** start of ENTRIES SHOWN **
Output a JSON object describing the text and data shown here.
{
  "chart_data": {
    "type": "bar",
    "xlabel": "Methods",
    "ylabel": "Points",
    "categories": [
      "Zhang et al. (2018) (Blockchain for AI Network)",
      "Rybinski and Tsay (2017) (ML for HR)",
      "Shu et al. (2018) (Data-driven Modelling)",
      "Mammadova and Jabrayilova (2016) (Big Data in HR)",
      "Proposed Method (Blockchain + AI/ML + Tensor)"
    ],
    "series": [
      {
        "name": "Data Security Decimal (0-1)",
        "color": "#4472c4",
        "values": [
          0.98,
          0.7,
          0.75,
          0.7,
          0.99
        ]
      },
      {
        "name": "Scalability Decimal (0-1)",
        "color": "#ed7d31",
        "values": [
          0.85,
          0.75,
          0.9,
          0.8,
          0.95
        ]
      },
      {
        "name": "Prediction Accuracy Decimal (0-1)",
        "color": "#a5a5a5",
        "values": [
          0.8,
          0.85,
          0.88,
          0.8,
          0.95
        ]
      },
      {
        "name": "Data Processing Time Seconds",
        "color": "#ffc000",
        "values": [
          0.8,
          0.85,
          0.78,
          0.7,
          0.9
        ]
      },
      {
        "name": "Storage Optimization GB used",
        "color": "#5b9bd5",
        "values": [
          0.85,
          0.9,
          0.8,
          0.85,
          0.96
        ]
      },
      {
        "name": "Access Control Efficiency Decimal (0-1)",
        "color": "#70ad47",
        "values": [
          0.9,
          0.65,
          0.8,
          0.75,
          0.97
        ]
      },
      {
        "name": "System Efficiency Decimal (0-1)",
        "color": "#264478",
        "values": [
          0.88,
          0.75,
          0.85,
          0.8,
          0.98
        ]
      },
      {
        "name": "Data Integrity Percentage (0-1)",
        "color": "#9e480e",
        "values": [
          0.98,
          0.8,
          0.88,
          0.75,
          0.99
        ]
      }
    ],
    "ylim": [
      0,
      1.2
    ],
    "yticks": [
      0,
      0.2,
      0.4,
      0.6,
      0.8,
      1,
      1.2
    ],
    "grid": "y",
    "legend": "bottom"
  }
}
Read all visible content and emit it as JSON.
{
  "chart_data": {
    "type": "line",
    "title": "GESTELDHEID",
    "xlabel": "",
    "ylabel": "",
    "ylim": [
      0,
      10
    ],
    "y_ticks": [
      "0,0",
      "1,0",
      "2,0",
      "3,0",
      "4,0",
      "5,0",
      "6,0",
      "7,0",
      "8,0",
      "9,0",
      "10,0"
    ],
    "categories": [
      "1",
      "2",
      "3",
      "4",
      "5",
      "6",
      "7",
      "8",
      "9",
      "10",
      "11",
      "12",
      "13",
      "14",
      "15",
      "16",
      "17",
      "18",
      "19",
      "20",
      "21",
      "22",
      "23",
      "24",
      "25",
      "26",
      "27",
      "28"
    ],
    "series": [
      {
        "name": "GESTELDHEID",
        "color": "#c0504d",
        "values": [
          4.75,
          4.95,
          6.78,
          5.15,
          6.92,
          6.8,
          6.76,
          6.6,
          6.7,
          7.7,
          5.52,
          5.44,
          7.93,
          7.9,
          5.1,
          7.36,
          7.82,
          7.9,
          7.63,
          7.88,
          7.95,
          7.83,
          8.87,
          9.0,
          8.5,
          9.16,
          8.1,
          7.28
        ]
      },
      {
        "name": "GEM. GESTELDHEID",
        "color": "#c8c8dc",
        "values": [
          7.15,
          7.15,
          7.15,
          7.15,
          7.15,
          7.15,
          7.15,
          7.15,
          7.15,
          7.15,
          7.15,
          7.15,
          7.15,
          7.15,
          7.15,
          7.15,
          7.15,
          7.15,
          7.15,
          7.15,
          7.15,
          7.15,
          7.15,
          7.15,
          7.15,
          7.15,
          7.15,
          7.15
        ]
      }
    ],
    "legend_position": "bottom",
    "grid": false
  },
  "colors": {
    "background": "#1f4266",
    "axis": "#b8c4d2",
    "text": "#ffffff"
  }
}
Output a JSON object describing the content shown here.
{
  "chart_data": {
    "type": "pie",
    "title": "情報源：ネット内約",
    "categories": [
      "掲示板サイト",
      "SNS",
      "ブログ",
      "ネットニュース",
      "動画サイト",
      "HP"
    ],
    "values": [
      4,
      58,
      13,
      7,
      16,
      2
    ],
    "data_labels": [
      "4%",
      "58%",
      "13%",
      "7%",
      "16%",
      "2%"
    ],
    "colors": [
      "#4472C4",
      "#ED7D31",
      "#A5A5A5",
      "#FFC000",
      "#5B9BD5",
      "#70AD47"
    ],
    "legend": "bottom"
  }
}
** end of ENTRIES SHOWN **
### GIVEN PROBLEM
Repeat the data precisely, line by line.

### RESULT OF THIS TASK
Output a JSON object describing the text and data shown here.
{
  "chart_data": {
    "type": "bar",
    "xlabel": "Methods",
    "ylabel": "Points",
    "categories": [
      "Zhang et al. (2018) (Blockchain for AI Network)",
      "Rybinski and Tsay (2017) (ML for HR)",
      "Shu et al. (2018) (Data-driven Modelling)",
      "Mammadova and Jabrayilova (2016) (Big Data in HR)",
      "Proposed Method (Blockchain + AI/ML + Tensor)"
    ],
    "series": [
      {
        "name": "Data Security Decimal (0-1)",
        "color": "#4472c4",
        "values": [
          0.98,
          0.7,
          0.75,
          0.7,
          0.99
        ]
      },
      {
        "name": "Scalability Decimal (0-1)",
        "color": "#ed7d31",
        "values": [
          0.85,
          0.75,
          0.9,
          0.8,
          0.95
        ]
      },
      {
        "name": "Prediction Accuracy Decimal (0-1)",
        "color": "#a5a5a5",
        "values": [
          0.8,
          0.85,
          0.88,
          0.8,
          0.95
        ]
      },
      {
        "name": "Data Processing Time Seconds",
        "color": "#ffc000",
        "values": [
          0.8,
          0.85,
          0.78,
          0.7,
          0.9
        ]
      },
      {
        "name": "Storage Optimization GB used",
        "color": "#5b9bd5",
        "values": [
          0.85,
          0.9,
          0.8,
          0.85,
          0.96
        ]
      },
      {
        "name": "Access Control Efficiency Decimal (0-1)",
        "color": "#70ad47",
        "values": [
          0.9,
          0.65,
          0.8,
          0.75,
          0.97
        ]
      },
      {
        "name": "System Efficiency Decimal (0-1)",
        "color": "#264478",
        "values": [
          0.88,
          0.75,
          0.85,
          0.8,
          0.98
        ]
      },
      {
        "name": "Data Integrity Percentage (0-1)",
        "color": "#9e480e",
        "values": [
          0.98,
          0.8,
          0.88,
          0.75,
          0.99
        ]
      }
    ],
    "ylim": [
      0,
      1.2
    ],
    "yticks": [
      0,
      0.2,
      0.4,
      0.6,
      0.8,
      1,
      1.2
    ],
    "grid": "y",
    "legend": "bottom"
  }
}
Read all visible content and emit it as JSON.
{
  "chart_data": {
    "type": "line",
    "title": "GESTELDHEID",
    "xlabel": "",
    "ylabel": "",
    "ylim": [
      0,
      10
    ],
    "y_ticks": [
      "0,0",
      "1,0",
      "2,0",
      "3,0",
      "4,0",
      "5,0",
      "6,0",
      "7,0",
      "8,0",
      "9,0",
      "10,0"
    ],
    "categories": [
      "1",
      "2",
      "3",
      "4",
      "5",
      "6",
      "7",
      "8",
      "9",
      "10",
      "11",
      "12",
      "13",
      "14",
      "15",
      "16",
      "17",
      "18",
      "19",
      "20",
      "21",
      "22",
      "23",
      "24",
      "25",
      "26",
      "27",
      "28"
    ],
    "series": [
      {
        "name": "GESTELDHEID",
        "color": "#c0504d",
        "values": [
          4.75,
          4.95,
          6.78,
          5.15,
          6.92,
          6.8,
          6.76,
          6.6,
          6.7,
          7.7,
          5.52,
          5.44,
          7.93,
          7.9,
          5.1,
          7.36,
          7.82,
          7.9,
          7.63,
          7.88,
          7.95,
          7.83,
          8.87,
          9.0,
          8.5,
          9.16,
          8.1,
          7.28
        ]
      },
      {
        "name": "GEM. GESTELDHEID",
        "color": "#c8c8dc",
        "values": [
          7.15,
          7.15,
          7.15,
          7.15,
          7.15,
          7.15,
          7.15,
          7.15,
          7.15,
          7.15,
          7.15,
          7.15,
          7.15,
          7.15,
          7.15,
          7.15,
          7.15,
          7.15,
          7.15,
          7.15,
          7.15,
          7.15,
          7.15,
          7.15,
          7.15,
          7.15,
          7.15,
          7.15
        ]
      }
    ],
    "legend_position": "bottom",
    "grid": false
  },
  "colors": {
    "background": "#1f4266",
    "axis": "#b8c4d2",
    "text": "#ffffff"
  }
}
Output a JSON object describing the content shown here.
{
  "chart_data": {
    "type": "pie",
    "title": "情報源：ネット内約",
    "categories": [
      "掲示板サイト",
      "SNS",
      "ブログ",
      "ネットニュース",
      "動画サイト",
      "HP"
    ],
    "values": [
      4,
      58,
      13,
      7,
      16,
      2
    ],
    "data_labels": [
      "4%",
      "58%",
      "13%",
      "7%",
      "16%",
      "2%"
    ],
    "colors": [
      "#4472C4",
      "#ED7D31",
      "#A5A5A5",
      "#FFC000",
      "#5B9BD5",
      "#70AD47"
    ],
    "legend": "bottom"
  }
}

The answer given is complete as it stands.